-- begin Supplied information --

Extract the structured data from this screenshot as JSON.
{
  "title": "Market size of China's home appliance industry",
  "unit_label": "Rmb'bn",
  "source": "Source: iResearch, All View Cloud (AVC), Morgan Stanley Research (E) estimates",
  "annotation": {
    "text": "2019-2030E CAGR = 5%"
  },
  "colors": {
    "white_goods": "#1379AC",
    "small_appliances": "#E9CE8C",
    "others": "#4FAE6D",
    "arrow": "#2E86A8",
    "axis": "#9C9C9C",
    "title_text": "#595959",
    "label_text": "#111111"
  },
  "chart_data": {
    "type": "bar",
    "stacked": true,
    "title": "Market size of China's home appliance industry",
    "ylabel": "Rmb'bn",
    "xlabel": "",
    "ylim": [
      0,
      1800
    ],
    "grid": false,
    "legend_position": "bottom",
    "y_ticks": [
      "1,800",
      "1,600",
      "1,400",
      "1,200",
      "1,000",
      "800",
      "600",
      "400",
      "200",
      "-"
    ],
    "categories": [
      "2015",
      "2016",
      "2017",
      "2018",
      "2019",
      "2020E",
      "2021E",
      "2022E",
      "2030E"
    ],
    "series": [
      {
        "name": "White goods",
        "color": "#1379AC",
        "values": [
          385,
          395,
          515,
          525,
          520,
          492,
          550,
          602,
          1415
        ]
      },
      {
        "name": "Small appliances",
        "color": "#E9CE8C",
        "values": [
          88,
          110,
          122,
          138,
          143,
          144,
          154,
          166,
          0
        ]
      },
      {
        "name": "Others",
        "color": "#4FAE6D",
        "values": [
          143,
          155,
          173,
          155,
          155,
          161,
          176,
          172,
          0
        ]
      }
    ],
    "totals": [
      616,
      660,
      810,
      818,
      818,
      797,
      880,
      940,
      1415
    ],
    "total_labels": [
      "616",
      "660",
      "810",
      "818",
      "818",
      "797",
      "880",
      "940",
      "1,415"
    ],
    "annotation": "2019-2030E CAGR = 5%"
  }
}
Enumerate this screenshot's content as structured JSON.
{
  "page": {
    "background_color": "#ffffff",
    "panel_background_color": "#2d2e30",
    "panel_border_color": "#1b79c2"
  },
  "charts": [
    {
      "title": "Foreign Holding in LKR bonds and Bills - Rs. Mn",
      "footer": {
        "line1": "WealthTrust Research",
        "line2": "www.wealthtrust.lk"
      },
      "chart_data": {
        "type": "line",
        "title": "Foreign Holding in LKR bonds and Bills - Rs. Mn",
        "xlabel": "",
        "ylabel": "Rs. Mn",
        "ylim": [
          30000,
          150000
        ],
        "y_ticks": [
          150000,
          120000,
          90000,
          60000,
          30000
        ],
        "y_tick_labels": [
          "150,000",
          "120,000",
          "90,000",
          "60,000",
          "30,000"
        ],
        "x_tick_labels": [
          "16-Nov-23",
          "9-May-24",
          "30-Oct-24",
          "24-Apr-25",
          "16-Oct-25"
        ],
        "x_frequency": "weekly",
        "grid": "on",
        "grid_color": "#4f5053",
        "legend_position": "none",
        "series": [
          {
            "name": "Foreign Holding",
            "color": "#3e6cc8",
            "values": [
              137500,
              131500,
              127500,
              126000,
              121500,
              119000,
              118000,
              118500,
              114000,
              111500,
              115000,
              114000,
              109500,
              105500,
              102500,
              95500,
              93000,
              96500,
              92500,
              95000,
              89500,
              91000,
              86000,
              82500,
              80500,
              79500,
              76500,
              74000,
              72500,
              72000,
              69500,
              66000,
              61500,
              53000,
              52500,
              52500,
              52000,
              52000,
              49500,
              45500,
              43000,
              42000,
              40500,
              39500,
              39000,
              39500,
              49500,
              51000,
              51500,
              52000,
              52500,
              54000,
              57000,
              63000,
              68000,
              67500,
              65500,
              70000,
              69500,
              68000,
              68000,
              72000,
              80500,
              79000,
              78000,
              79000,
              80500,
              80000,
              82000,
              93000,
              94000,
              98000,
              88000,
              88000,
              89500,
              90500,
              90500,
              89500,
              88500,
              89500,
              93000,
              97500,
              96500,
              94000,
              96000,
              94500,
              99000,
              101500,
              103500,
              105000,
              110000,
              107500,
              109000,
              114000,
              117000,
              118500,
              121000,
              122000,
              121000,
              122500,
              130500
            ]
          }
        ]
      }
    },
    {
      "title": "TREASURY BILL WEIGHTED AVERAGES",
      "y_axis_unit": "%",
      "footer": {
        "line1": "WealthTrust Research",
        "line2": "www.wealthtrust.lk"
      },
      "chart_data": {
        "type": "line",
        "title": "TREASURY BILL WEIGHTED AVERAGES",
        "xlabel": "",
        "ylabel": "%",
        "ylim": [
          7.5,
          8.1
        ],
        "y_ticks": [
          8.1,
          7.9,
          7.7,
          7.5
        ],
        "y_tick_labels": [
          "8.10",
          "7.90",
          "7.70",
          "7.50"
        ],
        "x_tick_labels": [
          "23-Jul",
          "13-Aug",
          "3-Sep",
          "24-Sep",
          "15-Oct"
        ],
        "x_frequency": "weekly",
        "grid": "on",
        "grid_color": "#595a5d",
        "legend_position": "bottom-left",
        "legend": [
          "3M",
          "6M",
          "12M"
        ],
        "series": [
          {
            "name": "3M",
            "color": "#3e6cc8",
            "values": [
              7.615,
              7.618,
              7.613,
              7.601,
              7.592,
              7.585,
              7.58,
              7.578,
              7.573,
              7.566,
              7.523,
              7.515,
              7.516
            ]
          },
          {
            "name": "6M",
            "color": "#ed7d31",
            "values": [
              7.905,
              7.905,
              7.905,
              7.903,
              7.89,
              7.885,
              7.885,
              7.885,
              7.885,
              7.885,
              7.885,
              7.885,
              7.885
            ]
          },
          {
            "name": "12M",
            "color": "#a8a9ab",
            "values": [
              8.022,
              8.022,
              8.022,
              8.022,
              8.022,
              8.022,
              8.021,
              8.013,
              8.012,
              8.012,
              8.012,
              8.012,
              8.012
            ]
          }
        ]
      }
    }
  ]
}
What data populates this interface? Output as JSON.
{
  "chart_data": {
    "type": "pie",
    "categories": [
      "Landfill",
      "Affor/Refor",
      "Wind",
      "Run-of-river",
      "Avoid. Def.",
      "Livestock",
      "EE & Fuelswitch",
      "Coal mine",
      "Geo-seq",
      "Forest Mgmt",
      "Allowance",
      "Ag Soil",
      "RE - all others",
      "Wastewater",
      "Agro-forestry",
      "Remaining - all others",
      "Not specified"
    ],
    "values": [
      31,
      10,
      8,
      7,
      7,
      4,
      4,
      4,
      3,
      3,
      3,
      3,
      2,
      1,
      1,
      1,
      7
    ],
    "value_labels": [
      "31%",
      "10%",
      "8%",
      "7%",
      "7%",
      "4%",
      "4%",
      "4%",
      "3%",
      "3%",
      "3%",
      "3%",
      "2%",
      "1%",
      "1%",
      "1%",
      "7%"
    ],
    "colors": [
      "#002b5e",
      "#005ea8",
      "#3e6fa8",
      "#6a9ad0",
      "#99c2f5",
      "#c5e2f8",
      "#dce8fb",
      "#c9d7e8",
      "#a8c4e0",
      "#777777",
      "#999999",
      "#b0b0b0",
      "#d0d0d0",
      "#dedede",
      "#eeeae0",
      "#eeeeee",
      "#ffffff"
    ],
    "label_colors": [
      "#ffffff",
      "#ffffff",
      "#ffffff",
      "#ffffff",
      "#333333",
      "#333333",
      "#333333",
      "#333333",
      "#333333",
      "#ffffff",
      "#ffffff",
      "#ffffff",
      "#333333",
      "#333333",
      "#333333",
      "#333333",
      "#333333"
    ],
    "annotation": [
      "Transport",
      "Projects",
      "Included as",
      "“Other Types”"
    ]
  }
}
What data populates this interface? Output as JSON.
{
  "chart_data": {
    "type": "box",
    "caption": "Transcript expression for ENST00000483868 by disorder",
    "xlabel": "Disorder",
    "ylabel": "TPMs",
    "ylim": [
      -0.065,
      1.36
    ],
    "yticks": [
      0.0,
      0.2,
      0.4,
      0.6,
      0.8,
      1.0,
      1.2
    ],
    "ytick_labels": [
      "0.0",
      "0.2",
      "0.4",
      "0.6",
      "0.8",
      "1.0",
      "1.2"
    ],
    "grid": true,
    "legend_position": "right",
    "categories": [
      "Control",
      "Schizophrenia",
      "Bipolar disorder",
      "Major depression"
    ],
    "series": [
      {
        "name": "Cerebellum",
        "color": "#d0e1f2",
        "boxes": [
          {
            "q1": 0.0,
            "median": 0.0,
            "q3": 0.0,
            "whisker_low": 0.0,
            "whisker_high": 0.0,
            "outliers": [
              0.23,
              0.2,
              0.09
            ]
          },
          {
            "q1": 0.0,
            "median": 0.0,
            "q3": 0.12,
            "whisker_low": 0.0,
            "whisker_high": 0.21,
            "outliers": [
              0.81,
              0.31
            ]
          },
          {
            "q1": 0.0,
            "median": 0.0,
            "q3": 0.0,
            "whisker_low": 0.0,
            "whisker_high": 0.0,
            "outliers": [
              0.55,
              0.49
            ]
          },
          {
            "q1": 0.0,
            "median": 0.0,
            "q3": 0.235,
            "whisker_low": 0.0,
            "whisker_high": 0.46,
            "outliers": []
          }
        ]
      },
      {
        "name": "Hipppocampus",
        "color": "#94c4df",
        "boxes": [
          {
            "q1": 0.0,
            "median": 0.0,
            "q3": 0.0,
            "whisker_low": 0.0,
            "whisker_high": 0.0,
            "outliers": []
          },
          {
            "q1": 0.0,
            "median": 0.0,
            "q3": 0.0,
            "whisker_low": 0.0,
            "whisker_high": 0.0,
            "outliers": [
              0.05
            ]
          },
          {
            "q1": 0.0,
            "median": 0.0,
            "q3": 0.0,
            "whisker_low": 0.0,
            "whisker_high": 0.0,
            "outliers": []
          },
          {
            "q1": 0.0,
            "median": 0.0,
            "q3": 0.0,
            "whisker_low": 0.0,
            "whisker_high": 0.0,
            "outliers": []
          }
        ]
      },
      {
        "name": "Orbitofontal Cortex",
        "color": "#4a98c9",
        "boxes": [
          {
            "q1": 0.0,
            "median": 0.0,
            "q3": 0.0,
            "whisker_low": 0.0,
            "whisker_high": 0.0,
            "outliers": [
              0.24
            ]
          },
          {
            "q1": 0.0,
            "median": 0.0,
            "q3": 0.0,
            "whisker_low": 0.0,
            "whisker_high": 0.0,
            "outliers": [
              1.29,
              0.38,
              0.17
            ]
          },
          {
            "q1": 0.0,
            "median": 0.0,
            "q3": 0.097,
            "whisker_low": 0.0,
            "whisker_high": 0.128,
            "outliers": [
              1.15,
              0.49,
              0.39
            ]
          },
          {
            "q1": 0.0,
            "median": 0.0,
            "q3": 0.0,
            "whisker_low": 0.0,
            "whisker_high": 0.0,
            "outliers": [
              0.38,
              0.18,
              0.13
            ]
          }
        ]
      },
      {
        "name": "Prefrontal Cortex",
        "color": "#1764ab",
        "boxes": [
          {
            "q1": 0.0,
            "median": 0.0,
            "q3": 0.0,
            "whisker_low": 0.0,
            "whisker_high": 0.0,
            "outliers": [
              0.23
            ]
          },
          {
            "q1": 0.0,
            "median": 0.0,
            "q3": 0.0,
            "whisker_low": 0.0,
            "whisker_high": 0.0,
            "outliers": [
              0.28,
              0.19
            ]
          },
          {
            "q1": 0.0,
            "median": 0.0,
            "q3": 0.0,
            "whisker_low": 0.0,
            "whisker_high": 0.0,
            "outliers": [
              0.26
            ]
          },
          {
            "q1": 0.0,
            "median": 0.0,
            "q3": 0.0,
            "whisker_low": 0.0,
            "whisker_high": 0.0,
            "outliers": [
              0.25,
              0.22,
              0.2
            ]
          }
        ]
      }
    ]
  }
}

-- end Supplied information --

Find the word "Foreign" in the material, then list each line that holds it.

      "title": "Foreign Holding in LKR bonds and Bills - Rs. Mn",
        "title": "Foreign Holding in LKR bonds and Bills - Rs. Mn",
            "name": "Foreign Holding",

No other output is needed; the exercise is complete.